Each entry below is to be transcribed exactly.

======== Data extract

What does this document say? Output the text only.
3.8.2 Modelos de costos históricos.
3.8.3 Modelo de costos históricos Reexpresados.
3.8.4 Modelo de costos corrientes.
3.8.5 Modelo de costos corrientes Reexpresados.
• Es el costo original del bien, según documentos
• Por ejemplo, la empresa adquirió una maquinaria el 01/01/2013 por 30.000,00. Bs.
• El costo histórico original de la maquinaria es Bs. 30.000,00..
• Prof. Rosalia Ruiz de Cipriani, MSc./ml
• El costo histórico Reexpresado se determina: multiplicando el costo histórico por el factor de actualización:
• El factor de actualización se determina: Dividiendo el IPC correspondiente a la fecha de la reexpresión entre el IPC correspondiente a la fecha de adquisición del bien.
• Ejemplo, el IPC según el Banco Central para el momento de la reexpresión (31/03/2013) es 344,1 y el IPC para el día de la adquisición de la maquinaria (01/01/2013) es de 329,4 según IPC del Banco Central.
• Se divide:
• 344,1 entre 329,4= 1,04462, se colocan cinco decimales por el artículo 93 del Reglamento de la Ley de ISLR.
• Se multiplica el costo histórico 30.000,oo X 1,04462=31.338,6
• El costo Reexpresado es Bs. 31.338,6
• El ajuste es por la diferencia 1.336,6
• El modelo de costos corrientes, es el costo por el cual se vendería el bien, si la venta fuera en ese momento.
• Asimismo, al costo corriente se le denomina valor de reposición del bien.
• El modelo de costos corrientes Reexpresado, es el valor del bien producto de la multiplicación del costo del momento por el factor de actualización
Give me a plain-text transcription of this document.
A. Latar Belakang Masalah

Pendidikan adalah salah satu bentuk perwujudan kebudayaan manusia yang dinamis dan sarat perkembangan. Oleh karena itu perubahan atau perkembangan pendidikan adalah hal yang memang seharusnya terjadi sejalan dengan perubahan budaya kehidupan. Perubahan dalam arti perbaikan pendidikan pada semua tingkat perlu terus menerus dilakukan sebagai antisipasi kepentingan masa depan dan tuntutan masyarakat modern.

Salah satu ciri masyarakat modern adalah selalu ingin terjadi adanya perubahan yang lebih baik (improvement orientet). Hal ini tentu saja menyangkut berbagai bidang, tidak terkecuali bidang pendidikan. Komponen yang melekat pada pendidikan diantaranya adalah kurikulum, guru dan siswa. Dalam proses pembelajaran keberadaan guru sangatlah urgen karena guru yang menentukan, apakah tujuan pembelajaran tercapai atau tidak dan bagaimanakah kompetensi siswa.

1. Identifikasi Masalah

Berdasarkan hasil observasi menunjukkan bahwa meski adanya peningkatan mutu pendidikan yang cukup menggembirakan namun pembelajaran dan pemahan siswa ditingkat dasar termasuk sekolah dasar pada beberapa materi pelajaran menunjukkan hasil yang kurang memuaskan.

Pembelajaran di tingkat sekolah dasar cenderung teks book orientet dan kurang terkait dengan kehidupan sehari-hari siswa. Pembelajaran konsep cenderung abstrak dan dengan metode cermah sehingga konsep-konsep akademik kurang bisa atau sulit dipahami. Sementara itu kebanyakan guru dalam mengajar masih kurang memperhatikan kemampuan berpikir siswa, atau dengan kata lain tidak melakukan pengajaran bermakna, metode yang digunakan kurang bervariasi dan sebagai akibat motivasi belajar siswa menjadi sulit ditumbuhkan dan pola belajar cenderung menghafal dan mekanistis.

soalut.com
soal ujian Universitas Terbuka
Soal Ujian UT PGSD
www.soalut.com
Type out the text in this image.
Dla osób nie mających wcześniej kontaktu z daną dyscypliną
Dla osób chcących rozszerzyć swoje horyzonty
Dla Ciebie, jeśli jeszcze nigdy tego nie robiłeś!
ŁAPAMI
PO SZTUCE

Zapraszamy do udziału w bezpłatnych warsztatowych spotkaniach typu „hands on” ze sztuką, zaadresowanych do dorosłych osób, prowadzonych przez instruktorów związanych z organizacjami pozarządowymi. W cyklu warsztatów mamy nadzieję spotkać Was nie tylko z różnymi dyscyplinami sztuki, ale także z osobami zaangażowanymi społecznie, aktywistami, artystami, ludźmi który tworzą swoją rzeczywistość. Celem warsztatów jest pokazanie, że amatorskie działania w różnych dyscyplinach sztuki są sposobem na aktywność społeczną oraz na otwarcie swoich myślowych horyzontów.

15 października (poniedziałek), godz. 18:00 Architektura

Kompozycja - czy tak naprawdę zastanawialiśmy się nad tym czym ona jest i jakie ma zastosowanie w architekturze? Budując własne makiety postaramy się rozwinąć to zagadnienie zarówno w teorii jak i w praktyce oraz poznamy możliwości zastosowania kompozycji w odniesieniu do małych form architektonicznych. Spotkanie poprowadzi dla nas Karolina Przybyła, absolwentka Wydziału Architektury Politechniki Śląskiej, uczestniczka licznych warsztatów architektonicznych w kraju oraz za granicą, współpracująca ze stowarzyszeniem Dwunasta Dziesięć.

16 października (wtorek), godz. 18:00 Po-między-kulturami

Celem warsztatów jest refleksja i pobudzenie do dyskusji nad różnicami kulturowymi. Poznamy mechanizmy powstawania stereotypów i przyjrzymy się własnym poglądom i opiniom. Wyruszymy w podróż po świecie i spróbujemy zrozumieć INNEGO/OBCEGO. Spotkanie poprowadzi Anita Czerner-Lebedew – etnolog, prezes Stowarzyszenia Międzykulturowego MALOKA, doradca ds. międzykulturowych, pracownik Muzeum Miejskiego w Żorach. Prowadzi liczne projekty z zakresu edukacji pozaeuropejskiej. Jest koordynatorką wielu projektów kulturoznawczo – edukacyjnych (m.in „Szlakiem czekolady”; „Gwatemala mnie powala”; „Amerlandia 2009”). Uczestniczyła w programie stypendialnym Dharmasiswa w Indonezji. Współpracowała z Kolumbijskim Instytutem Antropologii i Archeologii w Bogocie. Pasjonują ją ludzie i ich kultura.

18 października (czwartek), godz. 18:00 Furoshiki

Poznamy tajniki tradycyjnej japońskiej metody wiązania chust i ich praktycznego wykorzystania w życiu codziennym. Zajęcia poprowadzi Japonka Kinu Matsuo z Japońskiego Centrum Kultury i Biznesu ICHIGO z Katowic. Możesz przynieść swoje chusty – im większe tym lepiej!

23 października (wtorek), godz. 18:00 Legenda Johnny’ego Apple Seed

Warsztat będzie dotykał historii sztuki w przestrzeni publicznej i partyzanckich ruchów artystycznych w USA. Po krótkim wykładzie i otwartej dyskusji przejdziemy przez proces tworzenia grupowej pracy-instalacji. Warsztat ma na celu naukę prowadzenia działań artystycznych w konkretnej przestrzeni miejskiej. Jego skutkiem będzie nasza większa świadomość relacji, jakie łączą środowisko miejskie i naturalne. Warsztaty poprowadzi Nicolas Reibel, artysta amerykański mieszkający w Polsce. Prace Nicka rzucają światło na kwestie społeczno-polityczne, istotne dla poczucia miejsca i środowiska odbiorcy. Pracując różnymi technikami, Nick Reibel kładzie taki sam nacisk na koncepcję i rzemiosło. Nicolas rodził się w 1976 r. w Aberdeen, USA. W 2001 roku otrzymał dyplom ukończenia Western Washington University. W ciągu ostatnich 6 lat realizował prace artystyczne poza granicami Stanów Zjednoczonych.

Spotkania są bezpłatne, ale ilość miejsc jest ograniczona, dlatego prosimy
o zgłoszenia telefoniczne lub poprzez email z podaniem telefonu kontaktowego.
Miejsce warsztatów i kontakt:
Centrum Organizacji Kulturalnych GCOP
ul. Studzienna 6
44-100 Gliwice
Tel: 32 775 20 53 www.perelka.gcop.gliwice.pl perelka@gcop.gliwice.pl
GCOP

================

◆ **Answer for the task**
What does this document say? Output the text only.
3.8.2 Modelos de costos históricos.
3.8.3 Modelo de costos históricos Reexpresados.
3.8.4 Modelo de costos corrientes.
3.8.5 Modelo de costos corrientes Reexpresados.
• Es el costo original del bien, según documentos
• Por ejemplo, la empresa adquirió una maquinaria el 01/01/2013 por 30.000,00. Bs.
• El costo histórico original de la maquinaria es Bs. 30.000,00..
• Prof. Rosalia Ruiz de Cipriani, MSc./ml
• El costo histórico Reexpresado se determina: multiplicando el costo histórico por el factor de actualización:
• El factor de actualización se determina: Dividiendo el IPC correspondiente a la fecha de la reexpresión entre el IPC correspondiente a la fecha de adquisición del bien.
• Ejemplo, el IPC según el Banco Central para el momento de la reexpresión (31/03/2013) es 344,1 y el IPC para el día de la adquisición de la maquinaria (01/01/2013) es de 329,4 según IPC del Banco Central.
• Se divide:
• 344,1 entre 329,4= 1,04462, se colocan cinco decimales por el artículo 93 del Reglamento de la Ley de ISLR.
• Se multiplica el costo histórico 30.000,oo X 1,04462=31.338,6
• El costo Reexpresado es Bs. 31.338,6
• El ajuste es por la diferencia 1.336,6
• El modelo de costos corrientes, es el costo por el cual se vendería el bien, si la venta fuera en ese momento.
• Asimismo, al costo corriente se le denomina valor de reposición del bien.
• El modelo de costos corrientes Reexpresado, es el valor del bien producto de la multiplicación del costo del momento por el factor de actualización
Give me a plain-text transcription of this document.
A. Latar Belakang Masalah

Pendidikan adalah salah satu bentuk perwujudan kebudayaan manusia yang dinamis dan sarat perkembangan. Oleh karena itu perubahan atau perkembangan pendidikan adalah hal yang memang seharusnya terjadi sejalan dengan perubahan budaya kehidupan. Perubahan dalam arti perbaikan pendidikan pada semua tingkat perlu terus menerus dilakukan sebagai antisipasi kepentingan masa depan dan tuntutan masyarakat modern.

Salah satu ciri masyarakat modern adalah selalu ingin terjadi adanya perubahan yang lebih baik (improvement orientet). Hal ini tentu saja menyangkut berbagai bidang, tidak terkecuali bidang pendidikan. Komponen yang melekat pada pendidikan diantaranya adalah kurikulum, guru dan siswa. Dalam proses pembelajaran keberadaan guru sangatlah urgen karena guru yang menentukan, apakah tujuan pembelajaran tercapai atau tidak dan bagaimanakah kompetensi siswa.

1. Identifikasi Masalah

Berdasarkan hasil observasi menunjukkan bahwa meski adanya peningkatan mutu pendidikan yang cukup menggembirakan namun pembelajaran dan pemahan siswa ditingkat dasar termasuk sekolah dasar pada beberapa materi pelajaran menunjukkan hasil yang kurang memuaskan.

Pembelajaran di tingkat sekolah dasar cenderung teks book orientet dan kurang terkait dengan kehidupan sehari-hari siswa. Pembelajaran konsep cenderung abstrak dan dengan metode cermah sehingga konsep-konsep akademik kurang bisa atau sulit dipahami. Sementara itu kebanyakan guru dalam mengajar masih kurang memperhatikan kemampuan berpikir siswa, atau dengan kata lain tidak melakukan pengajaran bermakna, metode yang digunakan kurang bervariasi dan sebagai akibat motivasi belajar siswa menjadi sulit ditumbuhkan dan pola belajar cenderung menghafal dan mekanistis.

soalut.com
soal ujian Universitas Terbuka
Soal Ujian UT PGSD
www.soalut.com
Type out the text in this image.
Dla osób nie mających wcześniej kontaktu z daną dyscypliną
Dla osób chcących rozszerzyć swoje horyzonty
Dla Ciebie, jeśli jeszcze nigdy tego nie robiłeś!
ŁAPAMI
PO SZTUCE

Zapraszamy do udziału w bezpłatnych warsztatowych spotkaniach typu „hands on” ze sztuką, zaadresowanych do dorosłych osób, prowadzonych przez instruktorów związanych z organizacjami pozarządowymi. W cyklu warsztatów mamy nadzieję spotkać Was nie tylko z różnymi dyscyplinami sztuki, ale także z osobami zaangażowanymi społecznie, aktywistami, artystami, ludźmi który tworzą swoją rzeczywistość. Celem warsztatów jest pokazanie, że amatorskie działania w różnych dyscyplinach sztuki są sposobem na aktywność społeczną oraz na otwarcie swoich myślowych horyzontów.

15 października (poniedziałek), godz. 18:00 Architektura

Kompozycja - czy tak naprawdę zastanawialiśmy się nad tym czym ona jest i jakie ma zastosowanie w architekturze? Budując własne makiety postaramy się rozwinąć to zagadnienie zarówno w teorii jak i w praktyce oraz poznamy możliwości zastosowania kompozycji w odniesieniu do małych form architektonicznych. Spotkanie poprowadzi dla nas Karolina Przybyła, absolwentka Wydziału Architektury Politechniki Śląskiej, uczestniczka licznych warsztatów architektonicznych w kraju oraz za granicą, współpracująca ze stowarzyszeniem Dwunasta Dziesięć.

16 października (wtorek), godz. 18:00 Po-między-kulturami

Celem warsztatów jest refleksja i pobudzenie do dyskusji nad różnicami kulturowymi. Poznamy mechanizmy powstawania stereotypów i przyjrzymy się własnym poglądom i opiniom. Wyruszymy w podróż po świecie i spróbujemy zrozumieć INNEGO/OBCEGO. Spotkanie poprowadzi Anita Czerner-Lebedew – etnolog, prezes Stowarzyszenia Międzykulturowego MALOKA, doradca ds. międzykulturowych, pracownik Muzeum Miejskiego w Żorach. Prowadzi liczne projekty z zakresu edukacji pozaeuropejskiej. Jest koordynatorką wielu projektów kulturoznawczo – edukacyjnych (m.in „Szlakiem czekolady”; „Gwatemala mnie powala”; „Amerlandia 2009”). Uczestniczyła w programie stypendialnym Dharmasiswa w Indonezji. Współpracowała z Kolumbijskim Instytutem Antropologii i Archeologii w Bogocie. Pasjonują ją ludzie i ich kultura.

18 października (czwartek), godz. 18:00 Furoshiki

Poznamy tajniki tradycyjnej japońskiej metody wiązania chust i ich praktycznego wykorzystania w życiu codziennym. Zajęcia poprowadzi Japonka Kinu Matsuo z Japońskiego Centrum Kultury i Biznesu ICHIGO z Katowic. Możesz przynieść swoje chusty – im większe tym lepiej!

23 października (wtorek), godz. 18:00 Legenda Johnny’ego Apple Seed

Warsztat będzie dotykał historii sztuki w przestrzeni publicznej i partyzanckich ruchów artystycznych w USA. Po krótkim wykładzie i otwartej dyskusji przejdziemy przez proces tworzenia grupowej pracy-instalacji. Warsztat ma na celu naukę prowadzenia działań artystycznych w konkretnej przestrzeni miejskiej. Jego skutkiem będzie nasza większa świadomość relacji, jakie łączą środowisko miejskie i naturalne. Warsztaty poprowadzi Nicolas Reibel, artysta amerykański mieszkający w Polsce. Prace Nicka rzucają światło na kwestie społeczno-polityczne, istotne dla poczucia miejsca i środowiska odbiorcy. Pracując różnymi technikami, Nick Reibel kładzie taki sam nacisk na koncepcję i rzemiosło. Nicolas rodził się w 1976 r. w Aberdeen, USA. W 2001 roku otrzymał dyplom ukończenia Western Washington University. W ciągu ostatnich 6 lat realizował prace artystyczne poza granicami Stanów Zjednoczonych.

Spotkania są bezpłatne, ale ilość miejsc jest ograniczona, dlatego prosimy
o zgłoszenia telefoniczne lub poprzez email z podaniem telefonu kontaktowego.
Miejsce warsztatów i kontakt:
Centrum Organizacji Kulturalnych GCOP
ul. Studzienna 6
44-100 Gliwice
Tel: 32 775 20 53 www.perelka.gcop.gliwice.pl perelka@gcop.gliwice.pl
GCOP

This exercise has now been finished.